__RECORDS SHOWN__.
╭──

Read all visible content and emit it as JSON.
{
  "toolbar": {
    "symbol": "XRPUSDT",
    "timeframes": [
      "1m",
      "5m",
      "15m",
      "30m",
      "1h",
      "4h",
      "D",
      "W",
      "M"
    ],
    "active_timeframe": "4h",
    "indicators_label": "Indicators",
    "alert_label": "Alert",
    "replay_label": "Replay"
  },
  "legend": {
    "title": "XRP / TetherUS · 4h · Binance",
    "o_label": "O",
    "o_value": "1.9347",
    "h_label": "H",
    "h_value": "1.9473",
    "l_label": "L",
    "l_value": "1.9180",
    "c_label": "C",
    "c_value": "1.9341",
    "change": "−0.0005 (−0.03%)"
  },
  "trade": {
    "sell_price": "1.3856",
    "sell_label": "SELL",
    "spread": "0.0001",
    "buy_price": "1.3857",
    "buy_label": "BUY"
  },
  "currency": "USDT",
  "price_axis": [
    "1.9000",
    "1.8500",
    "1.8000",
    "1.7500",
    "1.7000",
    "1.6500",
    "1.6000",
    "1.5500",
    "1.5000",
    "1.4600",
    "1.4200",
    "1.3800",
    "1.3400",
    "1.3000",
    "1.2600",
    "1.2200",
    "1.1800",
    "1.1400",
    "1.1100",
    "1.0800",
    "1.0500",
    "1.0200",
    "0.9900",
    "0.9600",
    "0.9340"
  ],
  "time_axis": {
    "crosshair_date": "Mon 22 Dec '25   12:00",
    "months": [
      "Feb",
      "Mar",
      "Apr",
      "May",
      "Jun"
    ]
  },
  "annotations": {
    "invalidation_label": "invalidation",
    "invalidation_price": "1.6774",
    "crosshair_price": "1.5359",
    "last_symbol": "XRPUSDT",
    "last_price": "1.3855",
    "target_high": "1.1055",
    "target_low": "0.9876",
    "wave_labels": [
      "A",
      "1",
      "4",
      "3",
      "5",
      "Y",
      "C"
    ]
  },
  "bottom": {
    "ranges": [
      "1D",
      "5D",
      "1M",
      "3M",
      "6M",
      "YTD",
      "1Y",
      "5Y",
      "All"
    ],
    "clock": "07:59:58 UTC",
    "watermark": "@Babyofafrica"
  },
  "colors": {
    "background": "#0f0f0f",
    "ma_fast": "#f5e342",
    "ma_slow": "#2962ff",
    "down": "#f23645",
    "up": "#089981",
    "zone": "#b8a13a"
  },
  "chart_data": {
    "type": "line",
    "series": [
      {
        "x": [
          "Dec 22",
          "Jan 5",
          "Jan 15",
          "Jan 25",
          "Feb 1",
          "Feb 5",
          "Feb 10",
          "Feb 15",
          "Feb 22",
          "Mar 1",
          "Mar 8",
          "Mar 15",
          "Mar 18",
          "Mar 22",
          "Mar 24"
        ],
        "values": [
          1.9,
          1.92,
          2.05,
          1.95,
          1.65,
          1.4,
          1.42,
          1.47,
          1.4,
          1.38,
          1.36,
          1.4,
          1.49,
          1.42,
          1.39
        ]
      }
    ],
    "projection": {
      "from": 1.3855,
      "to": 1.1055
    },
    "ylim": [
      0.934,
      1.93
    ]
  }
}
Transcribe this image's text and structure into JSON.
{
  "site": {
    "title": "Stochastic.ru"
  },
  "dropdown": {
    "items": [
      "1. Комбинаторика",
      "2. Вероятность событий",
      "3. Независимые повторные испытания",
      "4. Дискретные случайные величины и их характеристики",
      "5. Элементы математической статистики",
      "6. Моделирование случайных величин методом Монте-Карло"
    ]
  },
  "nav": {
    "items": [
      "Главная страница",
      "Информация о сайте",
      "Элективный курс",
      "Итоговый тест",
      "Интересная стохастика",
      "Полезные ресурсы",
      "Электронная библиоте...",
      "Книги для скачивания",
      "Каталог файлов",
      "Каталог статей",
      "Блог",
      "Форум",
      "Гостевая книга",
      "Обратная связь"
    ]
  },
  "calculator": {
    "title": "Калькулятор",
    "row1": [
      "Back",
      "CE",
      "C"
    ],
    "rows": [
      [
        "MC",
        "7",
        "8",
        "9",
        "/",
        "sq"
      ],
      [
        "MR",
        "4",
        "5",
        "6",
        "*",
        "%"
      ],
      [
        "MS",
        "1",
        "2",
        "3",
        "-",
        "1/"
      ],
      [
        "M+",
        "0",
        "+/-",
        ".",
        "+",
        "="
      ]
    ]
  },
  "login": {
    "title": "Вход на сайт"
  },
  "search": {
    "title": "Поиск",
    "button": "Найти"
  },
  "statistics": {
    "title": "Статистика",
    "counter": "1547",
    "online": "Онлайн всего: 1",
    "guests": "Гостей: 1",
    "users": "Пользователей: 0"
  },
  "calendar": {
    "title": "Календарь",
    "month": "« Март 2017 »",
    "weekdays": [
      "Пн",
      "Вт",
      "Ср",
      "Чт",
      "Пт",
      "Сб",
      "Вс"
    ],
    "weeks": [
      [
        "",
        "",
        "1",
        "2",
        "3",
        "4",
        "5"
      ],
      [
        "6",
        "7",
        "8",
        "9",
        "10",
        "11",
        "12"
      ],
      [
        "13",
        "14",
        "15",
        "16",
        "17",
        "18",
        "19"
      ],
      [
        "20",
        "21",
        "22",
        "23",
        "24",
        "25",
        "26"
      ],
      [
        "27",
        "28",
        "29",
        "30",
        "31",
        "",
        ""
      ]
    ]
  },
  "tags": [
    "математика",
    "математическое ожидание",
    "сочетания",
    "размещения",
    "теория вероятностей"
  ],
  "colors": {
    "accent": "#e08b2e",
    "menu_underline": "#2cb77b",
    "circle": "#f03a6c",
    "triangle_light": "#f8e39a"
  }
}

╰──

__WHAT THE EXERCISE ASKS__. A line counts if it holds the word "XRPUSDT". Work out how many lines in the listing count, and give only that number.

__COMPLETED TASK__. 2